POLECENIE 1:
Przepisz wiernie fragment tekstu o grupach producentów rolnych między słowami „Niemniej istotny jest” a „dostęp do rynku.”, włącznie z nimi.

━━━━━ DOSTARCZONY TEKST ━━━━━

Niemniej istotny jest także potencjał przechowalniczy grup. Dzięki unijnym środkom mają one dostęp do najnowszych technologii przechowywania, np. w chłodniach z kontrolowaną atmosferą albo w chłodniach z obniżoną zawartością tlenu. To sprawia, że czas wysyłki produktu może być bardziej elastyczny. Dlatego wiele grup świetnie sobie poradziło z łagodzeniem skutków rosyjskiego embarga – jabłka z ubiegłorocznych zbiorów do dziś przechowywane są w chłodniach i sukcesywnie sprzedawane. Do tego grupy producentów mogą aktywnie poszukiwać nowych kanałów dystrybucji i dywersyfikować rynki zbytu.
Uczestnictwo w takiej organizacji to także korzyści dla samych rolników, gdyż zyskują oni większy dostęp do rynku.
– Dzięki grupie mogą oni korzystać z zawieranych przez nią umów handlowych, które stwarzają większą stabilność działania i równocześnie dają większą stabilizację cen. Rolnicy, funkcjonując z grupą producentów, mogą obniżać koszty produkcji i sprzedaży poprzez wspólne inwestowanie – wyjaśnia Paweł Żuk.
Nie taki diabeł straszny
Chociaż uczestnictwo w grupie producentów przynosi wymierne efekty i zwyczajnie się opłaca, w Polsce wciąż jest mało popularne. Rolnicy wolą jednak działać na własną rękę.
Czemu tak się dzieje? Zdaniem prezesa Agencji Restrukturyzacji i Modernizacji Rolnictwa Andrzeja Grossa chodzi o uwarunkowania historyczne i mentalność ludzi, a także o obawy związane z rozpoczęciem takiej działalności.

━━━━━ DOSTARCZONE INFORMACJE ━━━━━

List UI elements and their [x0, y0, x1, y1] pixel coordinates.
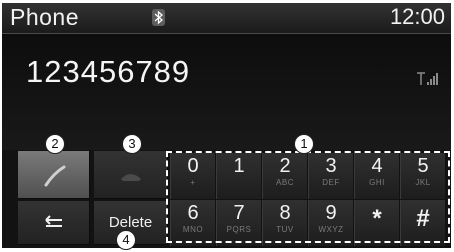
callout-2: 2 — [45, 134, 65, 154]
handset-end-icon — [121, 174, 141, 181]
key-1[interactable]: 1 — [216, 153, 261, 199]
key-digit: 4 — [371, 155, 383, 177]
key-digit: 3 — [325, 155, 337, 177]
key-2[interactable]: 2 ABC — [262, 153, 307, 199]
key-digit: 2 — [279, 155, 291, 177]
key-digit: 5 — [417, 155, 429, 177]
key-6[interactable]: 6 MNO — [170, 200, 215, 246]
call-button[interactable] — [18, 151, 90, 199]
bluetooth-icon — [152, 9, 165, 26]
key-letters: WXYZ — [318, 225, 344, 234]
clock: 12:00 — [389, 4, 445, 29]
callout-4: 4 — [116, 230, 136, 250]
key-9[interactable]: 9 WXYZ — [308, 200, 353, 246]
phone-screen: Phone 12:00 123456789 Delete 0 + 1 2 ABC… — [2, 3, 451, 248]
handset-call-icon — [44, 165, 66, 187]
key-digit: 0 — [187, 155, 199, 177]
key-digit: * — [372, 205, 382, 232]
signal-strength-icon — [417, 72, 438, 85]
key-0[interactable]: 0 + — [170, 153, 215, 199]
key-letters: MNO — [182, 225, 204, 234]
key-8[interactable]: 8 TUV — [262, 200, 307, 246]
key-4[interactable]: 4 GHI — [354, 153, 399, 199]
key-letters: PQRS — [226, 225, 252, 234]
key-letters: ABC — [276, 178, 294, 187]
title-bar: Phone 12:00 — [2, 3, 451, 34]
app-title: Phone — [10, 4, 80, 30]
key-letters: DEF — [322, 178, 340, 187]
dial-display: 123456789 — [2, 34, 451, 150]
back-button[interactable] — [18, 201, 90, 245]
key-letters: TUV — [276, 225, 294, 234]
key-digit: 9 — [325, 202, 337, 224]
key-letters: + — [190, 178, 196, 187]
key-3[interactable]: 3 DEF — [308, 153, 353, 199]
key-digit: # — [416, 205, 430, 232]
key-letters: JKL — [415, 178, 431, 187]
key-7[interactable]: 7 PQRS — [216, 200, 261, 246]
key-letters: GHI — [369, 178, 385, 187]
callout-1: 1 — [294, 134, 314, 154]
key-5[interactable]: 5 JKL — [400, 153, 445, 199]
end-call-button[interactable] — [94, 151, 168, 199]
key-hash[interactable]: # — [400, 200, 445, 246]
key-digit: 7 — [233, 202, 245, 224]
key-digit: 8 — [279, 202, 291, 224]
key-digit: 6 — [187, 202, 199, 224]
key-digit: 1 — [233, 155, 245, 177]
callout-3: 3 — [122, 134, 142, 154]
dialed-number: 123456789 — [26, 54, 191, 89]
back-arrow-icon — [45, 215, 62, 227]
delete-label: Delete — [108, 214, 153, 231]
key-star[interactable]: * — [354, 200, 399, 246]
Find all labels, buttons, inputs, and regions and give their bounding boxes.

━━━━━

POLECENIE 2:
Wstaw do tabeli Markdown z kolumnami „Nr” i „Wiersz” tylko te wiersze rekordów, które leżą między wierszem zawierającym „callout-2: 2 — [45, 134, 65, 154]” a wierszem zawierającym „call-button[interactable] — [18, 151, 90, 199]”, włącznie z nimi. Puste wiersze pomiń.

OSTATECZNA ODPOWIEDŹ 1:
Niemniej istotny jest także potencjał przechowalniczy grup. Dzięki unijnym środkom mają one dostęp do najnowszych technologii przechowywania, np. w chłodniach z kontrolowaną atmosferą albo w chłodniach z obniżoną zawartością tlenu. To sprawia, że czas wysyłki produktu może być bardziej elastyczny. Dlatego wiele grup świetnie sobie poradziło z łagodzeniem skutków rosyjskiego embarga – jabłka z ubiegłorocznych zbiorów do dziś przechowywane są w chłodniach i sukcesywnie sprzedawane. Do tego grupy producentów mogą aktywnie poszukiwać nowych kanałów dystrybucji i dywersyfikować rynki zbytu.
Uczestnictwo w takiej organizacji to także korzyści dla samych rolników, gdyż zyskują oni większy dostęp do rynku.

OSTATECZNA ODPOWIEDŹ 2:
| Nr | Wiersz |
|---|---|
| 1 | callout-2: 2 — [45, 134, 65, 154] |
| 2 | handset-end-icon — [121, 174, 141, 181] |
| 3 | key-1[interactable]: 1 — [216, 153, 261, 199] |
| 4 | key-digit: 4 — [371, 155, 383, 177] |
| 5 | key-digit: 3 — [325, 155, 337, 177] |
| 6 | key-2[interactable]: 2 ABC — [262, 153, 307, 199] |
| 7 | key-digit: 2 — [279, 155, 291, 177] |
| 8 | key-digit: 5 — [417, 155, 429, 177] |
| 9 | key-6[interactable]: 6 MNO — [170, 200, 215, 246] |
| 10 | call-button[interactable] — [18, 151, 90, 199] |